▶ _Exercise details_
Turn the entries into a numbered list, starting at their first line and ending with the line that contains "- range-cell: -180～1300℃: [263, 281, 478, 313]". Include both of those lines, leave out any blank lines, and convert nothing past that point.

/---

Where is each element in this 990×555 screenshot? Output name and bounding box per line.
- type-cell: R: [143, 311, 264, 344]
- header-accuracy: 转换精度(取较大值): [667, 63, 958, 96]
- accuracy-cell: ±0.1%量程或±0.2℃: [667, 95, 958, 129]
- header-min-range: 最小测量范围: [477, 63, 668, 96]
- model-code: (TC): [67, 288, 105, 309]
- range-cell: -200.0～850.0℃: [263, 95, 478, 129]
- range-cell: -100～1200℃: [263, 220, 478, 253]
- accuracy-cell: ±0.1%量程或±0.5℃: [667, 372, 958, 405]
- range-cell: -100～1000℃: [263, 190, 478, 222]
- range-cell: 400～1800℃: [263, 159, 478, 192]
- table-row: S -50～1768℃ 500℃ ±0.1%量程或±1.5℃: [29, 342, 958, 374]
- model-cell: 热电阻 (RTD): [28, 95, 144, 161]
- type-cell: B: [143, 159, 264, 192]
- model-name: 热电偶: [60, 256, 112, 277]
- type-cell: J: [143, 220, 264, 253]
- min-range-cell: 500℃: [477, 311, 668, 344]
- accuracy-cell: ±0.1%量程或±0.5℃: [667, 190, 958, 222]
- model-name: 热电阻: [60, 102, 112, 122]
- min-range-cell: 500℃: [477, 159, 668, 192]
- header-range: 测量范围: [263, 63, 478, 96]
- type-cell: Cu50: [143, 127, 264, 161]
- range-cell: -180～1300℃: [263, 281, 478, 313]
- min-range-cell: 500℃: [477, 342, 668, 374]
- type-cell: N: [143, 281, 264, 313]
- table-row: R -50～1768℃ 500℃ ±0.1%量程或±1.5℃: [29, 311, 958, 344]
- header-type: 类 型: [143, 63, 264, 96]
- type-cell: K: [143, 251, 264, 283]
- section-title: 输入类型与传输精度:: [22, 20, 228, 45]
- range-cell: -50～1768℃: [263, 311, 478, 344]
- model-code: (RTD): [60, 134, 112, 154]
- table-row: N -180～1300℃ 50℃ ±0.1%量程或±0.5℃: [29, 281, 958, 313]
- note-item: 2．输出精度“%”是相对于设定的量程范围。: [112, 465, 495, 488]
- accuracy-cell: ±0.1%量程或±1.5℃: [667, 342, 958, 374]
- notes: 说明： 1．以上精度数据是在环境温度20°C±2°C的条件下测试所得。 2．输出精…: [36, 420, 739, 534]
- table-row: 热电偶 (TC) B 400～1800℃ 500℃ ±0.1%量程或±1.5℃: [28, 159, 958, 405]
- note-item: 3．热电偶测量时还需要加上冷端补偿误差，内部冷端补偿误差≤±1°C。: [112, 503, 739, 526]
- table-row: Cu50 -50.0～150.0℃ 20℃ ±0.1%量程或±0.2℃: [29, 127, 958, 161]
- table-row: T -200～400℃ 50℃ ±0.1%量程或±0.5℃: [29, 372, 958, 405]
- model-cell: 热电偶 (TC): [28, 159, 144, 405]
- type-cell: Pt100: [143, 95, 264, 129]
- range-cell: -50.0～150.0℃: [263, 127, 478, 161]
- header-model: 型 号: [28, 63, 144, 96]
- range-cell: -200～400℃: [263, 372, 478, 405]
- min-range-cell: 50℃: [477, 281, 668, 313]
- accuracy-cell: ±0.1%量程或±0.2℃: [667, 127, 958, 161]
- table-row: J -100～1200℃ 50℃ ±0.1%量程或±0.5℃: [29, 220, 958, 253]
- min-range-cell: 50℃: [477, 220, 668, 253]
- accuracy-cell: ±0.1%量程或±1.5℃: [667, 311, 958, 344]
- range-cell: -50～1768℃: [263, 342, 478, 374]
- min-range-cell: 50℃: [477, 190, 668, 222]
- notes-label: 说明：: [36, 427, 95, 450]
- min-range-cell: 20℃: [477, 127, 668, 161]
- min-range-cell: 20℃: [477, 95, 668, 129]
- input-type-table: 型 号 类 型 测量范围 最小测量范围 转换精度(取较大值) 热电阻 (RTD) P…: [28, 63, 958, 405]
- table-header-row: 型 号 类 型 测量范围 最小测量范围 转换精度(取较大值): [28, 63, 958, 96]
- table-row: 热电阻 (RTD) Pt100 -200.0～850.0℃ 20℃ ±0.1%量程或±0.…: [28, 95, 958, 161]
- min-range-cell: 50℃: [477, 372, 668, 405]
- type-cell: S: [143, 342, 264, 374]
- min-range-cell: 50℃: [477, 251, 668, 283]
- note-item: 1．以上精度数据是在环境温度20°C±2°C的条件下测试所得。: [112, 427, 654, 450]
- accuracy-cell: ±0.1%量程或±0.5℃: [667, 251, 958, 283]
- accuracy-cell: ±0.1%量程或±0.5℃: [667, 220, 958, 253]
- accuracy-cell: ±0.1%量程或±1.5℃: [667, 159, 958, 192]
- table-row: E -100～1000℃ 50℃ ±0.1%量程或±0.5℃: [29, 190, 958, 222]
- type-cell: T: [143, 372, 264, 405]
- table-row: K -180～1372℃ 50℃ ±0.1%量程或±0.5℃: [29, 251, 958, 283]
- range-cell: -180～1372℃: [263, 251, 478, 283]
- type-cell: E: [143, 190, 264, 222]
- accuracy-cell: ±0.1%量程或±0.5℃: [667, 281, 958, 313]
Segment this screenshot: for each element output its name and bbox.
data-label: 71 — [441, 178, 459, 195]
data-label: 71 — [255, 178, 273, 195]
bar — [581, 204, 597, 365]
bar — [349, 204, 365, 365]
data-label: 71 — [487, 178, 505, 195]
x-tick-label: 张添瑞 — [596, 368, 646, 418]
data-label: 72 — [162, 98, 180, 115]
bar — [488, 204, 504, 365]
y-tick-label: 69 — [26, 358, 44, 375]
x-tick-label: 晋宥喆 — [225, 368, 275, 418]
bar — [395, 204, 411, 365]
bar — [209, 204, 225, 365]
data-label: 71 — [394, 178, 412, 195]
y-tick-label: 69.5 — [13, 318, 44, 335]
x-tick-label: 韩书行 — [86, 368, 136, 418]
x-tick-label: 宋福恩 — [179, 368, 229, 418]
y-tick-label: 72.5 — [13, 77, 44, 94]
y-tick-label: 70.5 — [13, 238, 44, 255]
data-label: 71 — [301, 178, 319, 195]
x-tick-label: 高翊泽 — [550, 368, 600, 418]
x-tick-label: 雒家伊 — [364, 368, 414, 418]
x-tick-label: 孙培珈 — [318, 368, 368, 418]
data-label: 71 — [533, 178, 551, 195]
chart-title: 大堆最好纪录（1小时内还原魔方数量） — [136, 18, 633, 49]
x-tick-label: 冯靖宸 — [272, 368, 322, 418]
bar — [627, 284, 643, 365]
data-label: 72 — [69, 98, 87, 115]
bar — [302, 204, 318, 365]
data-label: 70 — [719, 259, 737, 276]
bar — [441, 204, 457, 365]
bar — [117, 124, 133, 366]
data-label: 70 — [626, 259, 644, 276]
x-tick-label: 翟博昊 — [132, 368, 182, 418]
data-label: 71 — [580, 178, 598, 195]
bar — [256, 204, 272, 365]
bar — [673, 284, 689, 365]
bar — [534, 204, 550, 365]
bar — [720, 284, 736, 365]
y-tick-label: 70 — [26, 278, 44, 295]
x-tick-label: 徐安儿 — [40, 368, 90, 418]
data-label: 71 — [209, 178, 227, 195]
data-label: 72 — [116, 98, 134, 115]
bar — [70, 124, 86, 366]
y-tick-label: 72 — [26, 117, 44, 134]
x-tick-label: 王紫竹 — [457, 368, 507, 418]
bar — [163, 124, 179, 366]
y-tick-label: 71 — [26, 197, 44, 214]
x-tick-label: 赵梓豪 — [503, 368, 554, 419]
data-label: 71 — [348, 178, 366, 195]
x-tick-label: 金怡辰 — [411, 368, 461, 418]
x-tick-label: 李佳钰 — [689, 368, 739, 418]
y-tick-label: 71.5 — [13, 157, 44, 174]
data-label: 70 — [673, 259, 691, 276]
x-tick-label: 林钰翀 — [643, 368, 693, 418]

\---

▶ _Output_
1. Where is each element in this 990×555 screenshot? Output name and bounding box per line.
2. - type-cell: R: [143, 311, 264, 344]
3. - header-accuracy: 转换精度(取较大值): [667, 63, 958, 96]
4. - accuracy-cell: ±0.1%量程或±0.2℃: [667, 95, 958, 129]
5. - header-min-range: 最小测量范围: [477, 63, 668, 96]
6. - model-code: (TC): [67, 288, 105, 309]
7. - range-cell: -200.0～850.0℃: [263, 95, 478, 129]
8. - range-cell: -100～1200℃: [263, 220, 478, 253]
9. - accuracy-cell: ±0.1%量程或±0.5℃: [667, 372, 958, 405]
10. - range-cell: -100～1000℃: [263, 190, 478, 222]
11. - range-cell: 400～1800℃: [263, 159, 478, 192]
12. - table-row: S -50～1768℃ 500℃ ±0.1%量程或±1.5℃: [29, 342, 958, 374]
13. - model-cell: 热电阻 (RTD): [28, 95, 144, 161]
14. - type-cell: B: [143, 159, 264, 192]
15. - model-name: 热电偶: [60, 256, 112, 277]
16. - type-cell: J: [143, 220, 264, 253]
17. - min-range-cell: 500℃: [477, 311, 668, 344]
18. - accuracy-cell: ±0.1%量程或±0.5℃: [667, 190, 958, 222]
19. - model-name: 热电阻: [60, 102, 112, 122]
20. - min-range-cell: 500℃: [477, 159, 668, 192]
21. - header-range: 测量范围: [263, 63, 478, 96]
22. - type-cell: Cu50: [143, 127, 264, 161]
23. - range-cell: -180～1300℃: [263, 281, 478, 313]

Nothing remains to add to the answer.